### YOUR OBJECTIVE
All of the lines below are to be printed again exactly; images are excluded from the output.
◇ ◇ ◇
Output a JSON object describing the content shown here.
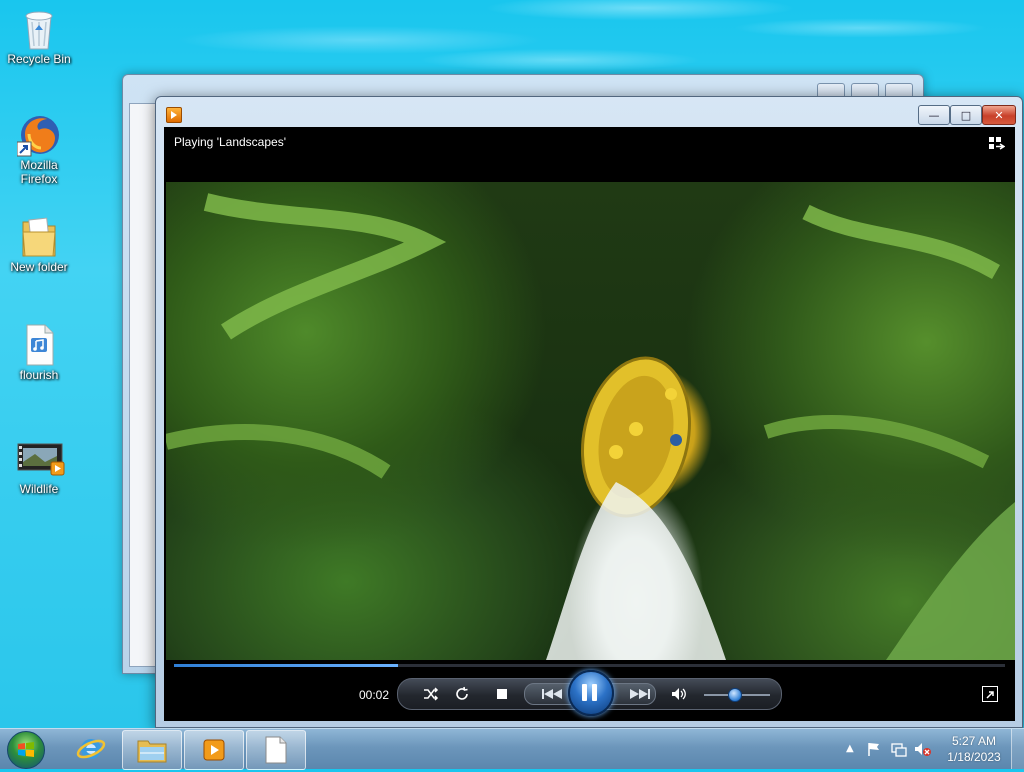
{
  "desktop": {
    "icons": [
      {
        "label": "Recycle Bin",
        "icon": "recycle-bin-icon"
      },
      {
        "label": "Mozilla Firefox",
        "icon": "firefox-icon"
      },
      {
        "label": "New folder",
        "icon": "folder-icon"
      },
      {
        "label": "flourish",
        "icon": "audio-file-icon"
      },
      {
        "label": "Wildlife",
        "icon": "video-file-icon"
      }
    ]
  },
  "player": {
    "now_playing": "Playing 'Landscapes'",
    "elapsed": "00:02",
    "progress_fraction": 0.27,
    "volume_fraction": 0.45,
    "state": "playing",
    "accent": "#2f7fd6"
  },
  "taskbar": {
    "pinned": [
      "windows-explorer-icon",
      "internet-explorer-icon"
    ],
    "running": [
      "media-player-icon",
      "blank-document-icon"
    ],
    "clock_time": "5:27 AM",
    "clock_date": "1/18/2023"
  }
}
◇ ◇ ◇
### ANSWER TO THE TASK
Output a JSON object describing the content shown here.
{
  "desktop": {
    "icons": [
      {
        "label": "Recycle Bin",
        "icon": "recycle-bin-icon"
      },
      {
        "label": "Mozilla Firefox",
        "icon": "firefox-icon"
      },
      {
        "label": "New folder",
        "icon": "folder-icon"
      },
      {
        "label": "flourish",
        "icon": "audio-file-icon"
      },
      {
        "label": "Wildlife",
        "icon": "video-file-icon"
      }
    ]
  },
  "player": {
    "now_playing": "Playing 'Landscapes'",
    "elapsed": "00:02",
    "progress_fraction": 0.27,
    "volume_fraction": 0.45,
    "state": "playing",
    "accent": "#2f7fd6"
  },
  "taskbar": {
    "pinned": [
      "windows-explorer-icon",
      "internet-explorer-icon"
    ],
    "running": [
      "media-player-icon",
      "blank-document-icon"
    ],
    "clock_time": "5:27 AM",
    "clock_date": "1/18/2023"
  }
}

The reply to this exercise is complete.